REQUIREMENT.
Copy out the lines below word for word, starting at the first one and ending at the line that contains "scale-segment-d: D [279, 153, 368, 224]", both included.

TASK MATERIAL.
________
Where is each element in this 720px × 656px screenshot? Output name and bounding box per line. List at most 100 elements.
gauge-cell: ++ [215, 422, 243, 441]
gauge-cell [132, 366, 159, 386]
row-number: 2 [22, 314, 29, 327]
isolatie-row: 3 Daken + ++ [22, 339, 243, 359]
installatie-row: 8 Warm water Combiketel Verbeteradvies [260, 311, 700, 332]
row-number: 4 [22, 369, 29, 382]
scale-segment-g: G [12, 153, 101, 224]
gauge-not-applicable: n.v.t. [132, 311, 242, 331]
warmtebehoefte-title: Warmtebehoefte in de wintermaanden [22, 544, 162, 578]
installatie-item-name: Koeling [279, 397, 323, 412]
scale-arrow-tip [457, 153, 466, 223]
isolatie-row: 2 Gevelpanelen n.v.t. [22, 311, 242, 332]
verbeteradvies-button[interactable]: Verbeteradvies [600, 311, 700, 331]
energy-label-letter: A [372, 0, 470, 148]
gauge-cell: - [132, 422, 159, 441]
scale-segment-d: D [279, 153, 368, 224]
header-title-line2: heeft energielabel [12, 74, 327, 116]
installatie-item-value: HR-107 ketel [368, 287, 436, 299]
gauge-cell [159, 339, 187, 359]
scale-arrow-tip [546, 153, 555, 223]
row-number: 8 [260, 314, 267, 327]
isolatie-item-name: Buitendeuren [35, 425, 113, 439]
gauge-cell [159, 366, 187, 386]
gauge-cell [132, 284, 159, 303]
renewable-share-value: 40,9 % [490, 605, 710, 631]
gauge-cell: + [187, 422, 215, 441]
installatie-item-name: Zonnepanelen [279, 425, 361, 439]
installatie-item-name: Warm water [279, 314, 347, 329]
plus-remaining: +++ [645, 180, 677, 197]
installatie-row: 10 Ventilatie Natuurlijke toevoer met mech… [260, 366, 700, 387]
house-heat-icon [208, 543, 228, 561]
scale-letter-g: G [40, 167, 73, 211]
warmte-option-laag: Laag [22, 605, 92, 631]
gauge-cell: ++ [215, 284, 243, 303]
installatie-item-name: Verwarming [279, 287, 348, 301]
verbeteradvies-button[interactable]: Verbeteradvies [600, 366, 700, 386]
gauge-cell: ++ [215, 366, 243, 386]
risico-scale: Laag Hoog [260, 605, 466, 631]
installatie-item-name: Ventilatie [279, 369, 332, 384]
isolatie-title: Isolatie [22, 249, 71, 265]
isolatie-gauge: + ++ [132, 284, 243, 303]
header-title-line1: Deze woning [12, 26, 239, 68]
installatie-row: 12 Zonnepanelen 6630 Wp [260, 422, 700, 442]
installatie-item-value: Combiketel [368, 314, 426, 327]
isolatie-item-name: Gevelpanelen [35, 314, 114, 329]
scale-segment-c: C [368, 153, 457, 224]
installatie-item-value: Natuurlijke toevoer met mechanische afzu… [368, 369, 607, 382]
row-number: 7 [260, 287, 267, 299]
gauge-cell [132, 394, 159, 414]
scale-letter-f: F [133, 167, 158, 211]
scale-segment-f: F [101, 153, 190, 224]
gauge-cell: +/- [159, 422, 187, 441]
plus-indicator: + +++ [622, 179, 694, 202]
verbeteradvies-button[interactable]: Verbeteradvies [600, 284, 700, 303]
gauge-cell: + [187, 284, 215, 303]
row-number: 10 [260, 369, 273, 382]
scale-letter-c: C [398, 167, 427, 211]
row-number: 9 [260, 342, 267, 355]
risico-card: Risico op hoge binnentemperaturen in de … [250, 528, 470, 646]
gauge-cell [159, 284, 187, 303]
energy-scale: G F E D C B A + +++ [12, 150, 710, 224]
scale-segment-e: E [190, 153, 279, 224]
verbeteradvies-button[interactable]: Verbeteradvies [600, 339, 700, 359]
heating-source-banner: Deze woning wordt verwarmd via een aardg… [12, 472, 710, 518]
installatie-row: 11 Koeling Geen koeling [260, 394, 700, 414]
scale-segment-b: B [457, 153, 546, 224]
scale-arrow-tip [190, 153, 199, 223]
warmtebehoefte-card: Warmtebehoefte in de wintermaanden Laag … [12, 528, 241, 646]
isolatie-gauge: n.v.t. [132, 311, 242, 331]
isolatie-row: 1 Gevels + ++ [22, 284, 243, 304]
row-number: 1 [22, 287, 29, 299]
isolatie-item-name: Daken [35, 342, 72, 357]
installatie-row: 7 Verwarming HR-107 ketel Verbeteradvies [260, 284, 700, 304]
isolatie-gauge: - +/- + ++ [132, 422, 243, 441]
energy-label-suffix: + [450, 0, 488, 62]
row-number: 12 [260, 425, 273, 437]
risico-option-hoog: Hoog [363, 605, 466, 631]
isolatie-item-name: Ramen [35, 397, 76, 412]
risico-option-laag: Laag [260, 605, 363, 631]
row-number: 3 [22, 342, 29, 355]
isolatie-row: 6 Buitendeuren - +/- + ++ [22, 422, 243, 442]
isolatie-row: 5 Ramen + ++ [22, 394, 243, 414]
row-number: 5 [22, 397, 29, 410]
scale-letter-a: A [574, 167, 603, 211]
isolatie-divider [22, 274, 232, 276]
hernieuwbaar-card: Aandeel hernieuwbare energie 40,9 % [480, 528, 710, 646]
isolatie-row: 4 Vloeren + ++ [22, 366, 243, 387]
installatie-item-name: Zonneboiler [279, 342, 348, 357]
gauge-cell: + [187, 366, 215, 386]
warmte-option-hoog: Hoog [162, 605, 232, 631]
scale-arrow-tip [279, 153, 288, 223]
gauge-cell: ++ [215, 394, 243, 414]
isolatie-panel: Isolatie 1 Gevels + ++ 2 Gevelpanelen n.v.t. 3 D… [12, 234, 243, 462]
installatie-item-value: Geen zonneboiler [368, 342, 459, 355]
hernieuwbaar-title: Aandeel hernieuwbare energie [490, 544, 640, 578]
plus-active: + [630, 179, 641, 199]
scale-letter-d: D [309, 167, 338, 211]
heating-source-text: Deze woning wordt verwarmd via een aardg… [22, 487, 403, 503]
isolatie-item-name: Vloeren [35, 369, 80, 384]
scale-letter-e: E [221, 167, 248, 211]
________
RESPONSE.
Where is each element in this 720px × 656px screenshot? Output name and bounding box per line. List at most 100 elements.
gauge-cell: ++ [215, 422, 243, 441]
gauge-cell [132, 366, 159, 386]
row-number: 2 [22, 314, 29, 327]
isolatie-row: 3 Daken + ++ [22, 339, 243, 359]
installatie-row: 8 Warm water Combiketel Verbeteradvies [260, 311, 700, 332]
row-number: 4 [22, 369, 29, 382]
scale-segment-g: G [12, 153, 101, 224]
gauge-not-applicable: n.v.t. [132, 311, 242, 331]
warmtebehoefte-title: Warmtebehoefte in de wintermaanden [22, 544, 162, 578]
installatie-item-name: Koeling [279, 397, 323, 412]
scale-arrow-tip [457, 153, 466, 223]
isolatie-row: 2 Gevelpanelen n.v.t. [22, 311, 242, 332]
verbeteradvies-button[interactable]: Verbeteradvies [600, 311, 700, 331]
energy-label-letter: A [372, 0, 470, 148]
gauge-cell: - [132, 422, 159, 441]
scale-segment-d: D [279, 153, 368, 224]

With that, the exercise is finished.